*What the exercise asks:* Repeat the material below exactly, with no pictures.

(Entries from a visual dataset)
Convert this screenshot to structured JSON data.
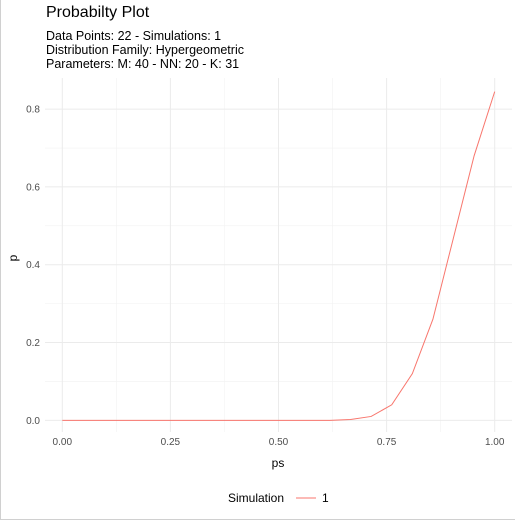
{
  "chart_data": {
    "type": "line",
    "title": "Probabilty Plot",
    "subtitle_lines": [
      "Data Points: 22 - Simulations: 1",
      "Distribution Family: Hypergeometric",
      "Parameters: M: 40 - NN: 20 - K: 31"
    ],
    "xlabel": "ps",
    "ylabel": "p",
    "xlim": [
      -0.04,
      1.04
    ],
    "ylim": [
      -0.03,
      0.88
    ],
    "x_ticks": [
      0.0,
      0.25,
      0.5,
      0.75,
      1.0
    ],
    "x_tick_labels": [
      "0.00",
      "0.25",
      "0.50",
      "0.75",
      "1.00"
    ],
    "y_ticks": [
      0.0,
      0.2,
      0.4,
      0.6,
      0.8
    ],
    "y_tick_labels": [
      "0.0",
      "0.2",
      "0.4",
      "0.6",
      "0.8"
    ],
    "grid": true,
    "legend": {
      "title": "Simulation",
      "position": "bottom"
    },
    "series": [
      {
        "name": "1",
        "color": "#F8766D",
        "x": [
          0.0,
          0.0476,
          0.0952,
          0.1429,
          0.1905,
          0.2381,
          0.2857,
          0.3333,
          0.381,
          0.4286,
          0.4762,
          0.5238,
          0.5714,
          0.619,
          0.6667,
          0.7143,
          0.7619,
          0.8095,
          0.8571,
          0.9048,
          0.9524,
          1.0
        ],
        "y": [
          0.0,
          0.0,
          0.0,
          0.0,
          0.0,
          0.0,
          0.0,
          0.0,
          0.0,
          0.0,
          0.0,
          0.0,
          0.0,
          0.0,
          0.002,
          0.01,
          0.04,
          0.12,
          0.26,
          0.47,
          0.68,
          0.845
        ]
      }
    ]
  }
}
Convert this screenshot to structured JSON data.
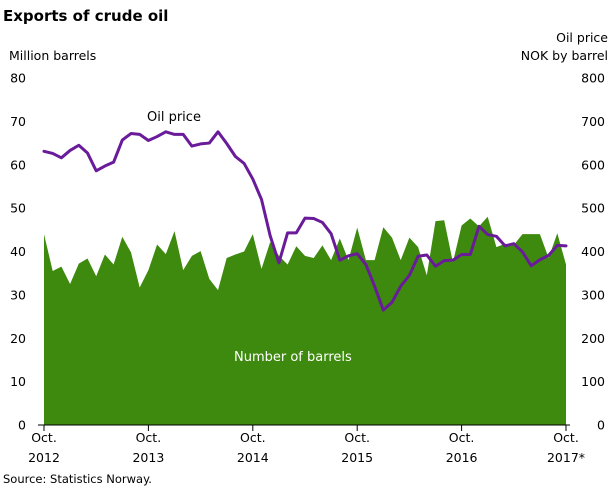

*Full answer:*
Convert this screenshot to structured JSON data.
{
  "chart_data": {
    "type": "line",
    "title": "Probabilty Plot",
    "subtitle_lines": [
      "Data Points: 22 - Simulations: 1",
      "Distribution Family: Hypergeometric",
      "Parameters: M: 40 - NN: 20 - K: 31"
    ],
    "xlabel": "ps",
    "ylabel": "p",
    "xlim": [
      -0.04,
      1.04
    ],
    "ylim": [
      -0.03,
      0.88
    ],
    "x_ticks": [
      0.0,
      0.25,
      0.5,
      0.75,
      1.0
    ],
    "x_tick_labels": [
      "0.00",
      "0.25",
      "0.50",
      "0.75",
      "1.00"
    ],
    "y_ticks": [
      0.0,
      0.2,
      0.4,
      0.6,
      0.8
    ],
    "y_tick_labels": [
      "0.0",
      "0.2",
      "0.4",
      "0.6",
      "0.8"
    ],
    "grid": true,
    "legend": {
      "title": "Simulation",
      "position": "bottom"
    },
    "series": [
      {
        "name": "1",
        "color": "#F8766D",
        "x": [
          0.0,
          0.0476,
          0.0952,
          0.1429,
          0.1905,
          0.2381,
          0.2857,
          0.3333,
          0.381,
          0.4286,
          0.4762,
          0.5238,
          0.5714,
          0.619,
          0.6667,
          0.7143,
          0.7619,
          0.8095,
          0.8571,
          0.9048,
          0.9524,
          1.0
        ],
        "y": [
          0.0,
          0.0,
          0.0,
          0.0,
          0.0,
          0.0,
          0.0,
          0.0,
          0.0,
          0.0,
          0.0,
          0.0,
          0.0,
          0.0,
          0.002,
          0.01,
          0.04,
          0.12,
          0.26,
          0.47,
          0.68,
          0.845
        ]
      }
    ]
  }
}
Convert this screenshot to structured JSON data.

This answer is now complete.